= A run of records =
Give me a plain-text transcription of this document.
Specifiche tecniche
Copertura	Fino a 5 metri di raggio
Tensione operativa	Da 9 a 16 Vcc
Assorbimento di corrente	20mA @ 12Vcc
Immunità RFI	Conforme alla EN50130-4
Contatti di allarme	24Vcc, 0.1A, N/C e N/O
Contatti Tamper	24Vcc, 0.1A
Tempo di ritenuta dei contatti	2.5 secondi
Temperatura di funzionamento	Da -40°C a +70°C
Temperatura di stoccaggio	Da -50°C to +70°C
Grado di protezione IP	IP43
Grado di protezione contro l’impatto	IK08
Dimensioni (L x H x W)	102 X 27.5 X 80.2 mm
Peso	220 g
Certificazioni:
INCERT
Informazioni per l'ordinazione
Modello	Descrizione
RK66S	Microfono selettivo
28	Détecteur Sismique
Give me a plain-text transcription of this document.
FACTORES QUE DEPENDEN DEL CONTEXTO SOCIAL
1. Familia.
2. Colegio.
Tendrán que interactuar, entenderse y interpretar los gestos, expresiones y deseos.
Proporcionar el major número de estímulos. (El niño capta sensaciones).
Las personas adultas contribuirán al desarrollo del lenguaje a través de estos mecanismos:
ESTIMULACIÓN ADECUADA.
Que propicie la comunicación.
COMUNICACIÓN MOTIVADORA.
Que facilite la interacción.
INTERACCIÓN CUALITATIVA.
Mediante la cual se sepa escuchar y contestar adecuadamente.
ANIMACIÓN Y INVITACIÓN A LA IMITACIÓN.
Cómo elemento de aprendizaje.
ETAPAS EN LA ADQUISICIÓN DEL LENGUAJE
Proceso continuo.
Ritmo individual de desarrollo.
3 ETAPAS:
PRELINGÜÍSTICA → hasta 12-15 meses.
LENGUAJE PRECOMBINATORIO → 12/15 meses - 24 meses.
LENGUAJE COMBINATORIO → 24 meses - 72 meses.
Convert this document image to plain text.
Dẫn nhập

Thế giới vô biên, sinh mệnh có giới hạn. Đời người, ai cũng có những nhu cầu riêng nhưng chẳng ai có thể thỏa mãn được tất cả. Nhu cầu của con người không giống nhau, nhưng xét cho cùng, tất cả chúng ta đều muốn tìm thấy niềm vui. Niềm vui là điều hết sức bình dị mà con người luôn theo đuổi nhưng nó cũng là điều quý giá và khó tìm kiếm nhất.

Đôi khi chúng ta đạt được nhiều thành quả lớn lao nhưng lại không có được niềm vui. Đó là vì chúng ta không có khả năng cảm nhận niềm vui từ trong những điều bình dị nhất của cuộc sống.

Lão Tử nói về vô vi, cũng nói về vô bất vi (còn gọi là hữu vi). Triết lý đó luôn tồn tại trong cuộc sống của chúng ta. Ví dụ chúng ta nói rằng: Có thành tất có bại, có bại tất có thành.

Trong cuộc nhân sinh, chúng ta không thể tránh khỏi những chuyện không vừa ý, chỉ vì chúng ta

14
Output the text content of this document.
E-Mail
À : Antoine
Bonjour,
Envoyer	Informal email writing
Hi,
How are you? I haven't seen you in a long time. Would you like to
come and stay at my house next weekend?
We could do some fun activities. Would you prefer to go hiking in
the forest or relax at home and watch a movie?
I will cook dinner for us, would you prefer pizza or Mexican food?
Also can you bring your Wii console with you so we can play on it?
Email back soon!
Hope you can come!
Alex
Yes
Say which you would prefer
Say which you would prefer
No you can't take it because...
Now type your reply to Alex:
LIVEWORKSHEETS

= Aim of the exercise =
Go through the records and copy each line with "nhất" in it.

= Answer to this exercise =
Thế giới vô biên, sinh mệnh có giới hạn. Đời người, ai cũng có những nhu cầu riêng nhưng chẳng ai có thể thỏa mãn được tất cả. Nhu cầu của con người không giống nhau, nhưng xét cho cùng, tất cả chúng ta đều muốn tìm thấy niềm vui. Niềm vui là điều hết sức bình dị mà con người luôn theo đuổi nhưng nó cũng là điều quý giá và khó tìm kiếm nhất.
Đôi khi chúng ta đạt được nhiều thành quả lớn lao nhưng lại không có được niềm vui. Đó là vì chúng ta không có khả năng cảm nhận niềm vui từ trong những điều bình dị nhất của cuộc sống.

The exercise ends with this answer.